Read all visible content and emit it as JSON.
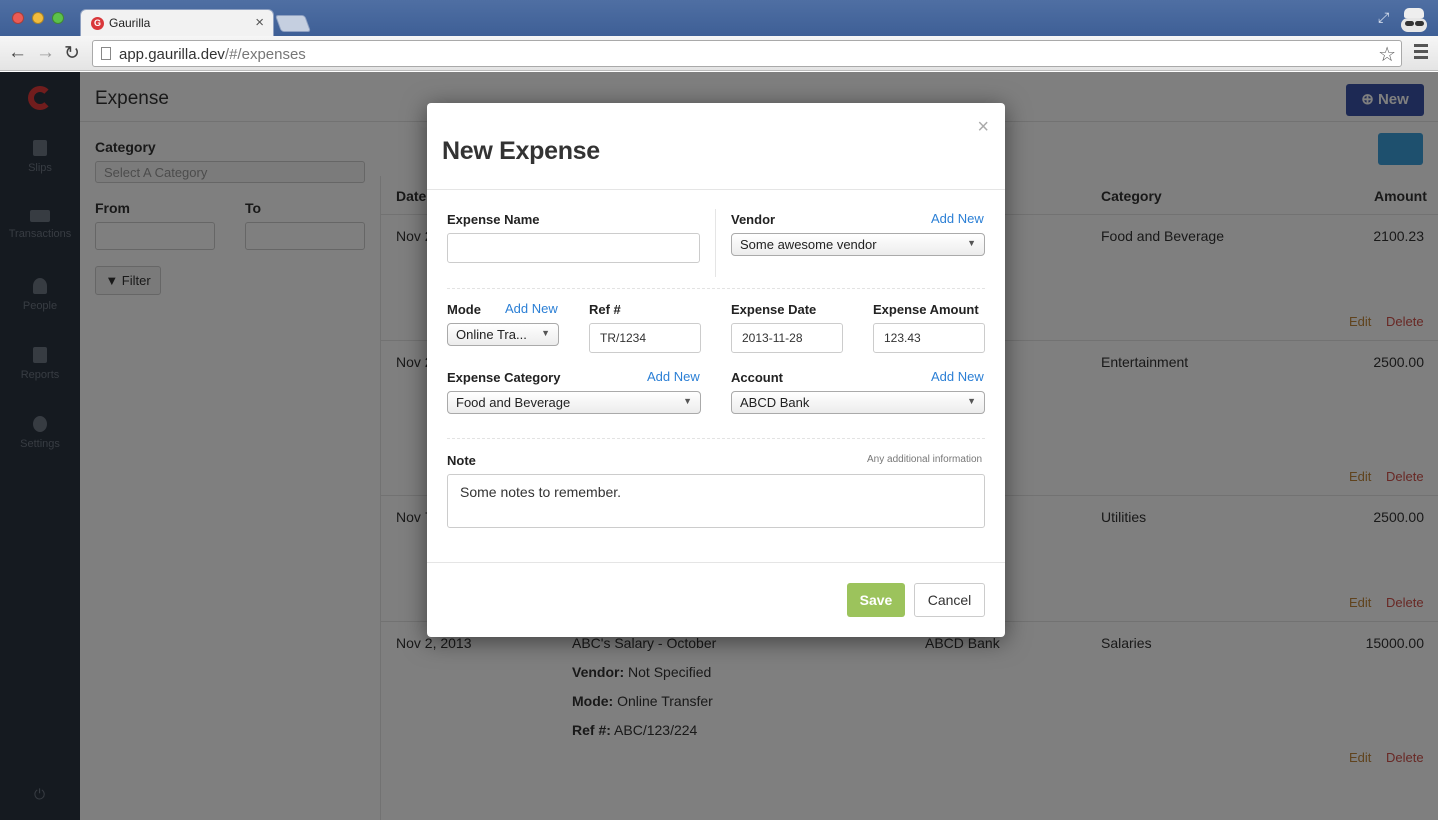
{
  "browser": {
    "tab_title": "Gaurilla",
    "tab_favicon": "G",
    "tab_close": "×",
    "url_host": "app.gaurilla.dev",
    "url_path": "/#/expenses",
    "back_glyph": "←",
    "forward_glyph": "→",
    "reload_glyph": "↻",
    "star_glyph": "☆",
    "fullscreen_glyph": "⤢"
  },
  "sidebar": {
    "items": [
      {
        "label": "Slips",
        "icon": "document-icon"
      },
      {
        "label": "Transactions",
        "icon": "money-icon"
      },
      {
        "label": "People",
        "icon": "person-icon"
      },
      {
        "label": "Reports",
        "icon": "report-icon"
      },
      {
        "label": "Settings",
        "icon": "gear-icon"
      }
    ],
    "power_glyph": "⏻"
  },
  "page": {
    "title": "Expense",
    "new_button": "⊕ New",
    "filter": {
      "category_label": "Category",
      "category_placeholder": "Select A Category",
      "from_label": "From",
      "to_label": "To",
      "filter_button": "▼ Filter"
    },
    "table": {
      "headers": {
        "date": "Date",
        "category": "Category",
        "amount": "Amount"
      },
      "rows": [
        {
          "date": "Nov 2",
          "category": "Food and Beverage",
          "amount": "2100.23"
        },
        {
          "date": "Nov 2",
          "category": "Entertainment",
          "amount": "2500.00"
        },
        {
          "date": "Nov 7",
          "category": "Utilities",
          "amount": "2500.00"
        },
        {
          "date": "Nov 2, 2013",
          "category": "Salaries",
          "amount": "15000.00",
          "title": "ABC's Salary - October",
          "account": "ABCD Bank",
          "vendor_label": "Vendor:",
          "vendor": "Not Specified",
          "mode_label": "Mode:",
          "mode": "Online Transfer",
          "ref_label": "Ref #:",
          "ref": "ABC/123/224"
        }
      ],
      "edit_label": "Edit",
      "delete_label": "Delete"
    }
  },
  "modal": {
    "title": "New Expense",
    "close": "×",
    "add_new": "Add New",
    "expense_name": {
      "label": "Expense Name",
      "value": ""
    },
    "vendor": {
      "label": "Vendor",
      "value": "Some awesome vendor"
    },
    "mode": {
      "label": "Mode",
      "value": "Online Tra..."
    },
    "ref": {
      "label": "Ref #",
      "value": "TR/1234"
    },
    "expense_date": {
      "label": "Expense Date",
      "value": "2013-11-28"
    },
    "expense_amount": {
      "label": "Expense Amount",
      "value": "123.43"
    },
    "expense_category": {
      "label": "Expense Category",
      "value": "Food and Beverage"
    },
    "account": {
      "label": "Account",
      "value": "ABCD Bank"
    },
    "note": {
      "label": "Note",
      "hint": "Any additional information",
      "value": "Some notes to remember."
    },
    "save": "Save",
    "cancel": "Cancel"
  },
  "colors": {
    "save": "#9cc35c",
    "link": "#2b7fd5",
    "new_button": "#3a52a8",
    "sidebar": "#2b3440"
  }
}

◇ ◇ ◇ ◇ ◇ ◇ ◇

Your goal. From the entries above, copy every line where the word "Online" shows up.

Result.
          "mode": "Online Transfer",
      "value": "Online Tra..."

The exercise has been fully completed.